YOUR OBJECTIVE:
Copy the entries below verbatim, from the line with "data-label: 5% — [354, 333, 375, 349]" up to and including the line with "y-tick-label: 25 — [24, 111, 40, 127]".

MATERIAL:

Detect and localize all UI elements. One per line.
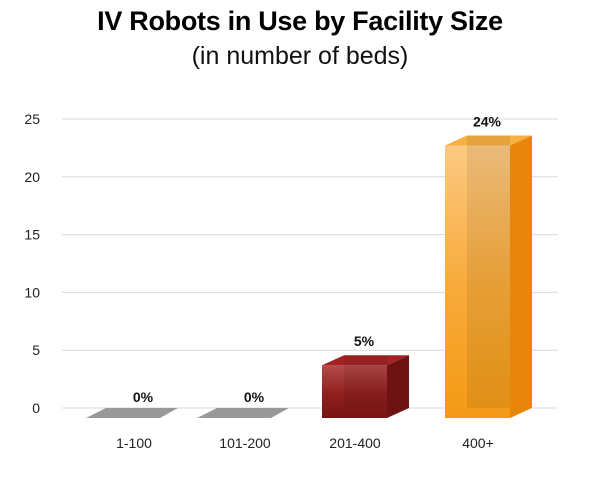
data-label: 5% — [354, 333, 375, 349]
bar-inner-shade — [344, 355, 387, 408]
bar-side — [387, 355, 409, 418]
bar-1-100 — [86, 408, 178, 418]
x-tick-label: 201-400 — [329, 435, 381, 451]
bar-side — [510, 135, 532, 418]
y-tick-label: 20 — [24, 169, 40, 185]
y-tick-label: 10 — [24, 284, 40, 300]
data-label: 0% — [244, 389, 265, 405]
y-tick-label: 25 — [24, 111, 40, 127]
bar-inner-shade — [467, 135, 510, 408]
bar-front — [445, 145, 510, 418]
chart-subtitle: (in number of beds) — [191, 42, 409, 70]
chart-title: IV Robots in Use by Facility Size — [97, 6, 503, 36]
bar-top — [322, 355, 409, 366]
data-label: 24% — [473, 114, 502, 130]
bar-flat — [197, 408, 289, 418]
bar-front — [322, 365, 387, 418]
bar-400+ — [445, 135, 532, 418]
y-tick-label: 15 — [24, 227, 40, 243]
x-tick-label: 101-200 — [219, 435, 271, 451]
y-tick-label: 0 — [32, 400, 40, 416]
bar-101-200 — [197, 408, 289, 418]
x-tick-label: 400+ — [462, 435, 494, 451]
bar-flat — [86, 408, 178, 418]
y-tick-label: 5 — [32, 342, 40, 358]
data-label: 0% — [133, 389, 154, 405]
bar-top — [445, 135, 532, 146]
bar-201-400 — [322, 355, 409, 418]
x-tick-label: 1-100 — [116, 435, 152, 451]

ANSWER TO THE EXERCISE:
data-label: 5% — [354, 333, 375, 349]
bar-inner-shade — [344, 355, 387, 408]
bar-side — [387, 355, 409, 418]
bar-1-100 — [86, 408, 178, 418]
x-tick-label: 201-400 — [329, 435, 381, 451]
bar-side — [510, 135, 532, 418]
y-tick-label: 20 — [24, 169, 40, 185]
y-tick-label: 10 — [24, 284, 40, 300]
data-label: 0% — [244, 389, 265, 405]
y-tick-label: 25 — [24, 111, 40, 127]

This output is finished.